Do any lines in the data below contain "marker"? If so, copy every one of them.

-- begin --

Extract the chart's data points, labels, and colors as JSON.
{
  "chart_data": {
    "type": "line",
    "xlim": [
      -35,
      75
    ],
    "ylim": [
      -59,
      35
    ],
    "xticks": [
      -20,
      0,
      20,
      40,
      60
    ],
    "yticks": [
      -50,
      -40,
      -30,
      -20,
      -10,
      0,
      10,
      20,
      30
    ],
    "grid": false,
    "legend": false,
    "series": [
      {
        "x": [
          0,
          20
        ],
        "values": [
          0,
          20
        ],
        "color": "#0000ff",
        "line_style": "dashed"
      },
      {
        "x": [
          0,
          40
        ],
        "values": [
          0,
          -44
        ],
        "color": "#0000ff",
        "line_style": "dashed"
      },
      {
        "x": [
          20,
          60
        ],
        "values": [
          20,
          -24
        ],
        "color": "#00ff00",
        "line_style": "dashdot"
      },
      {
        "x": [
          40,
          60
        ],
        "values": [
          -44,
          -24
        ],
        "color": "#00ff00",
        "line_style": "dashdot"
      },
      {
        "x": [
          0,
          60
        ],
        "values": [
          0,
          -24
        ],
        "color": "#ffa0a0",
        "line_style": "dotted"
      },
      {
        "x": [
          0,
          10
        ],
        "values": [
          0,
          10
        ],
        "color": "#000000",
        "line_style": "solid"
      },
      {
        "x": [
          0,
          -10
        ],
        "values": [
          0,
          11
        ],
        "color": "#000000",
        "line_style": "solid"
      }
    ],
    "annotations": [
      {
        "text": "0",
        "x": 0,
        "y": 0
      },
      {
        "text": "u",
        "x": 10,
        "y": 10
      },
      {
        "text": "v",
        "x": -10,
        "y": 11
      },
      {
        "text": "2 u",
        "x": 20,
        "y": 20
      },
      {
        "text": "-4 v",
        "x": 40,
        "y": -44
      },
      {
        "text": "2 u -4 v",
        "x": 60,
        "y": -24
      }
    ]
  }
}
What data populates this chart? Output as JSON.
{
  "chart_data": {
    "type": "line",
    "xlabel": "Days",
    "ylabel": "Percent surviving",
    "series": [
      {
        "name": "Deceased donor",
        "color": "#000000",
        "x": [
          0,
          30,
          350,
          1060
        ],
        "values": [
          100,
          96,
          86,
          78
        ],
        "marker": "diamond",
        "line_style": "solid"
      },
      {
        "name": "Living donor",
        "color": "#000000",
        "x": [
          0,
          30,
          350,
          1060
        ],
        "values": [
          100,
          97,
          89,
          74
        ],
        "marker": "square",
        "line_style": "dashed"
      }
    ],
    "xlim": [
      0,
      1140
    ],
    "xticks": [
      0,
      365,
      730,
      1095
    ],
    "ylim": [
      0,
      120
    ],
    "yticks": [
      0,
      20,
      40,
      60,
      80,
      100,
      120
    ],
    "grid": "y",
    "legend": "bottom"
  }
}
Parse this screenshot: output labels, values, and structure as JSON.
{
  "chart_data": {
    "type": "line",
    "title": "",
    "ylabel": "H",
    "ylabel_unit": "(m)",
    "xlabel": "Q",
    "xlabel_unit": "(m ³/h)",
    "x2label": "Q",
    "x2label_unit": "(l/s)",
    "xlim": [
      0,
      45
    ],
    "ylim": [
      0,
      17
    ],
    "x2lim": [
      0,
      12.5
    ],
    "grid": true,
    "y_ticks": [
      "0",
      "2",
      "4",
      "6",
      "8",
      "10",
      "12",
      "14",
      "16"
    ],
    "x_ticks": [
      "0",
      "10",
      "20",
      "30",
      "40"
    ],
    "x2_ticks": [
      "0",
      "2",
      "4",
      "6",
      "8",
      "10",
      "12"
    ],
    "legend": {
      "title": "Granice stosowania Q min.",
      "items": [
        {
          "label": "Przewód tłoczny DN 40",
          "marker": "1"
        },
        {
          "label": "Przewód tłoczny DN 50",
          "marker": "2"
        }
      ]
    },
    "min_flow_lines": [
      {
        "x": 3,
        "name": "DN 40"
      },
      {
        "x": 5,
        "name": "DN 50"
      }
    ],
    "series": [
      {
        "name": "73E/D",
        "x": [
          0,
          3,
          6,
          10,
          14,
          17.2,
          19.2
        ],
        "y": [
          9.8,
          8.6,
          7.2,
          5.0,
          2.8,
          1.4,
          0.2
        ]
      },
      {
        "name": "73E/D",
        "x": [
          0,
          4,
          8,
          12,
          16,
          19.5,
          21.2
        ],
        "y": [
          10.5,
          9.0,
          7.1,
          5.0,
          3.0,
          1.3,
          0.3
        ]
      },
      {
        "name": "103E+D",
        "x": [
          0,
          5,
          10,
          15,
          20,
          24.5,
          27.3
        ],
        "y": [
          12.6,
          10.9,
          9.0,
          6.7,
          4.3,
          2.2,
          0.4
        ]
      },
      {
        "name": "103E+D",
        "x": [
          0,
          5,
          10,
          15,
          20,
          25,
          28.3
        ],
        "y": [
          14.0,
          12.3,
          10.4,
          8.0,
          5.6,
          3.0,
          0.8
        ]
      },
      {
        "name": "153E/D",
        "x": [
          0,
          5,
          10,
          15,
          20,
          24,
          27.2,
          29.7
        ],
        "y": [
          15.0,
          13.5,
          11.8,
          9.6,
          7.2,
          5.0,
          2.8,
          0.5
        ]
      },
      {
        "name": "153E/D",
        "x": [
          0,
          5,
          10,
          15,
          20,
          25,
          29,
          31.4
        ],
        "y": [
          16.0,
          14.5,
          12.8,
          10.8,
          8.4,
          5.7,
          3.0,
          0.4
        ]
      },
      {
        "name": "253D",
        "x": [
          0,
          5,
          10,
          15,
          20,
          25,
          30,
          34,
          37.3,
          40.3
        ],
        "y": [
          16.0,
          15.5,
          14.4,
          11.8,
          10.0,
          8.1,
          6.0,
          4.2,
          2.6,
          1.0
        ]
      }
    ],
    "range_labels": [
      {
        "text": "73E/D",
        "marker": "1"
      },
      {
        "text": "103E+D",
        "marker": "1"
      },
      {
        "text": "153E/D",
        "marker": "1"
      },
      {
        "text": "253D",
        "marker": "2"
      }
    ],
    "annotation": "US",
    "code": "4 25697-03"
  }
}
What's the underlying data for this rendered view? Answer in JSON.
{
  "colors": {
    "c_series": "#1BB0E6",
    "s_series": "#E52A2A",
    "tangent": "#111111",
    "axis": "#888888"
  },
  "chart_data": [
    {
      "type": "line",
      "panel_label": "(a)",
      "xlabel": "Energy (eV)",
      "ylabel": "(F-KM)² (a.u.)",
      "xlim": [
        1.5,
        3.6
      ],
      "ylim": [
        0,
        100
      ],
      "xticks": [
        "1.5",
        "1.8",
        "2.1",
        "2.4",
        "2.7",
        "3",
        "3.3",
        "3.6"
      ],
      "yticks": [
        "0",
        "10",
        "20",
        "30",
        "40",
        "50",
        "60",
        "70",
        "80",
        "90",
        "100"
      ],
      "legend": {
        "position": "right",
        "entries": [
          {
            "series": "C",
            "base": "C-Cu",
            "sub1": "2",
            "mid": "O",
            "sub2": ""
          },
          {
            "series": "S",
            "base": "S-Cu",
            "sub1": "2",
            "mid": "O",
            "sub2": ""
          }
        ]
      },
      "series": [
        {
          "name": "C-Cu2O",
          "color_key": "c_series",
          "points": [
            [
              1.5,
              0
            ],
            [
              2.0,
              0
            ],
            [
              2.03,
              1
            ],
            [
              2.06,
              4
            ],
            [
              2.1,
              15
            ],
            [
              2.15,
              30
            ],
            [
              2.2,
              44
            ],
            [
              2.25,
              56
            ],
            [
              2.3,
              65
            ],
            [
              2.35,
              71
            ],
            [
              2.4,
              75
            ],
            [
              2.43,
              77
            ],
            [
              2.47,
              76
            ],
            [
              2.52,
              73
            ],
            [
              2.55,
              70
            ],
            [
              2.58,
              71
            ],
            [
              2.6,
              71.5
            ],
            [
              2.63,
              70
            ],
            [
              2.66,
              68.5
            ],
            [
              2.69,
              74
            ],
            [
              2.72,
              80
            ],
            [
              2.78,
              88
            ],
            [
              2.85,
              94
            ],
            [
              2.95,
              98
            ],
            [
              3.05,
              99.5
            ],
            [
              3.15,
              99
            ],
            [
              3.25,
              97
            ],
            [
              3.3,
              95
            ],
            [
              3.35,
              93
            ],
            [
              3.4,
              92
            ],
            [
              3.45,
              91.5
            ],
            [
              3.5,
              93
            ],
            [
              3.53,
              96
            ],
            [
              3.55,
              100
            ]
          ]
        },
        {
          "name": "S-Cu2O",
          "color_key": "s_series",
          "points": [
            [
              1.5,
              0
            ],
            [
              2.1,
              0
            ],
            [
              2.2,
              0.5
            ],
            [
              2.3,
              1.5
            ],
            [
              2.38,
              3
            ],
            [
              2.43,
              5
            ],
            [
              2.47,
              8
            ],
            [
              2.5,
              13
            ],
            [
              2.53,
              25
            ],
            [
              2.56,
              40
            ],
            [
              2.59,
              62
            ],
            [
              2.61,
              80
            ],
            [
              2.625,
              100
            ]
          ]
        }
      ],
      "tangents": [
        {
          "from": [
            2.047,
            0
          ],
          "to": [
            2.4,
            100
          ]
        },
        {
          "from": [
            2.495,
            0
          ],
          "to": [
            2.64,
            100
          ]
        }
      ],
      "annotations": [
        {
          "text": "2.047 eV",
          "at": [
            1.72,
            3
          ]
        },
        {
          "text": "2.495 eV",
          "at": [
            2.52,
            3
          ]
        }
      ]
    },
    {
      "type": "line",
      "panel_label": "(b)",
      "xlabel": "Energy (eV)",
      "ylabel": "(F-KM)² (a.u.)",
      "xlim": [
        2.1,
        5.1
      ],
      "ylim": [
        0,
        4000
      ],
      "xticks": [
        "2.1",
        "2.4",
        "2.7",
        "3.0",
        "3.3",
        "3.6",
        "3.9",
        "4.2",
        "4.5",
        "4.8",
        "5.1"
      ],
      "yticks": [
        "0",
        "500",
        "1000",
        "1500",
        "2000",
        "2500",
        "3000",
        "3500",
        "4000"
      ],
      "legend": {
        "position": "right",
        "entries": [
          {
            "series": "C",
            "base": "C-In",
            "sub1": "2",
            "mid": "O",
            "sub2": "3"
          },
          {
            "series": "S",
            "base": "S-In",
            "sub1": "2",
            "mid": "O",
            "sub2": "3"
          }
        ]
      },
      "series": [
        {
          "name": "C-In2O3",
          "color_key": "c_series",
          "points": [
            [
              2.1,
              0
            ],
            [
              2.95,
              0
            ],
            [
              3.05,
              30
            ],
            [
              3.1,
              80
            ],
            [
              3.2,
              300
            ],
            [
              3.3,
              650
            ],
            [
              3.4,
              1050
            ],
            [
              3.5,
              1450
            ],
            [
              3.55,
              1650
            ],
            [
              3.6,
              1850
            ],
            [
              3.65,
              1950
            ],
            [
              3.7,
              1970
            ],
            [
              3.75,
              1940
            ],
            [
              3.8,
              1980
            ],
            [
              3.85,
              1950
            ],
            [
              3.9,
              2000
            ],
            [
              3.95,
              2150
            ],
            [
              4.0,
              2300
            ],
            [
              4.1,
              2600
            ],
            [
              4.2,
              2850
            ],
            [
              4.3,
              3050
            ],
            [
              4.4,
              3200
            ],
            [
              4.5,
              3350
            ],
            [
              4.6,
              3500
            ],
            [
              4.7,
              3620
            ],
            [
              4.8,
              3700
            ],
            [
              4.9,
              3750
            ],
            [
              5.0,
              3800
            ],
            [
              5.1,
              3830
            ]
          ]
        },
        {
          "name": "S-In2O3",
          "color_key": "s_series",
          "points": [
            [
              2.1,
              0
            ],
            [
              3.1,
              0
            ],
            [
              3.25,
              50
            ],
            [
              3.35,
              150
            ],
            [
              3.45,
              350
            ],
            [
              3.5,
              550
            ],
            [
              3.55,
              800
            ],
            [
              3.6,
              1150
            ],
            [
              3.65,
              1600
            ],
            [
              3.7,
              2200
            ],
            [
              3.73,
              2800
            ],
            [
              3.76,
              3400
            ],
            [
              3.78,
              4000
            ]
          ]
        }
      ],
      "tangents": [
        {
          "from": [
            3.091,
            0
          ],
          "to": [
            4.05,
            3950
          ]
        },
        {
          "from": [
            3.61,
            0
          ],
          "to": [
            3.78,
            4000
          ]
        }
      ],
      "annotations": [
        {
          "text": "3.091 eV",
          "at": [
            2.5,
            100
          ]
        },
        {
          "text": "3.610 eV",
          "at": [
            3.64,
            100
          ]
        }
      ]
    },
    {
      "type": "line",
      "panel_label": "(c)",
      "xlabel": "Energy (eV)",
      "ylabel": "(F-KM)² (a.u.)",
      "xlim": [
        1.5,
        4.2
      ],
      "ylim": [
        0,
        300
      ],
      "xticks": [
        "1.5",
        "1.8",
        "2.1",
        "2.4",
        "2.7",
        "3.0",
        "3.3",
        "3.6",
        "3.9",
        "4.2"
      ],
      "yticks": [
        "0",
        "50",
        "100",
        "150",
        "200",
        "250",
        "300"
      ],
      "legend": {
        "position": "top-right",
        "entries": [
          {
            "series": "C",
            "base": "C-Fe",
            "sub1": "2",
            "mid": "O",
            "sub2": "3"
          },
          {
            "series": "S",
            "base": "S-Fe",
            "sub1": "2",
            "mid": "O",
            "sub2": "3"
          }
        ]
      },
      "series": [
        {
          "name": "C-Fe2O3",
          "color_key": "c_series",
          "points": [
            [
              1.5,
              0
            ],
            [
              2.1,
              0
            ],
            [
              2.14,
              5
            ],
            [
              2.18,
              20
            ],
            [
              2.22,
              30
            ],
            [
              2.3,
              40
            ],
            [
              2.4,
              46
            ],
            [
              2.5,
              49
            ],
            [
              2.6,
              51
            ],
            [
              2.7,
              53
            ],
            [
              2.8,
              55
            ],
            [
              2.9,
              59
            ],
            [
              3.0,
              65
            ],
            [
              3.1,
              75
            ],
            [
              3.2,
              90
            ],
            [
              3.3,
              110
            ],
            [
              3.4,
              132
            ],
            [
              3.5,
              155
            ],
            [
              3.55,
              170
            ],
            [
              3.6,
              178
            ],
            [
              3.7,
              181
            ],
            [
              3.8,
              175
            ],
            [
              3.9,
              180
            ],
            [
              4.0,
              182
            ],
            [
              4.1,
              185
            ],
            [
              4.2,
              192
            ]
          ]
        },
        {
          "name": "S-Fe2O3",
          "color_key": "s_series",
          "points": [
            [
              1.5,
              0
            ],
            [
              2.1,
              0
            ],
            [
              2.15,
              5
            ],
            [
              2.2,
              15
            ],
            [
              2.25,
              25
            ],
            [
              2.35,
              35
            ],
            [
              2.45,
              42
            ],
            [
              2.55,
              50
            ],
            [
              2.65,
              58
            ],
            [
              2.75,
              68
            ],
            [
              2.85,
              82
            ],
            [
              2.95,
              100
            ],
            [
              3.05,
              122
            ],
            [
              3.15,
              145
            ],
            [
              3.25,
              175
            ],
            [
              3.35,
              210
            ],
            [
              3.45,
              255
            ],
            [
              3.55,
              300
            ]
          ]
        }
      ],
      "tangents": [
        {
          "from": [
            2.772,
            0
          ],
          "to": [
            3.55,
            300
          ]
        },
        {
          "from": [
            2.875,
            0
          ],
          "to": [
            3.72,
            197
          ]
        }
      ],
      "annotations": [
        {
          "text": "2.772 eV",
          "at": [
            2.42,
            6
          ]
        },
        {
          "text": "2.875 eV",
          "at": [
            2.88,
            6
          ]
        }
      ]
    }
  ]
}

-- end --

**Response:**
        "marker": "diamond",
        "marker": "square",
          "marker": "1"
          "marker": "2"
        "marker": "1"
        "marker": "1"
        "marker": "1"
        "marker": "2"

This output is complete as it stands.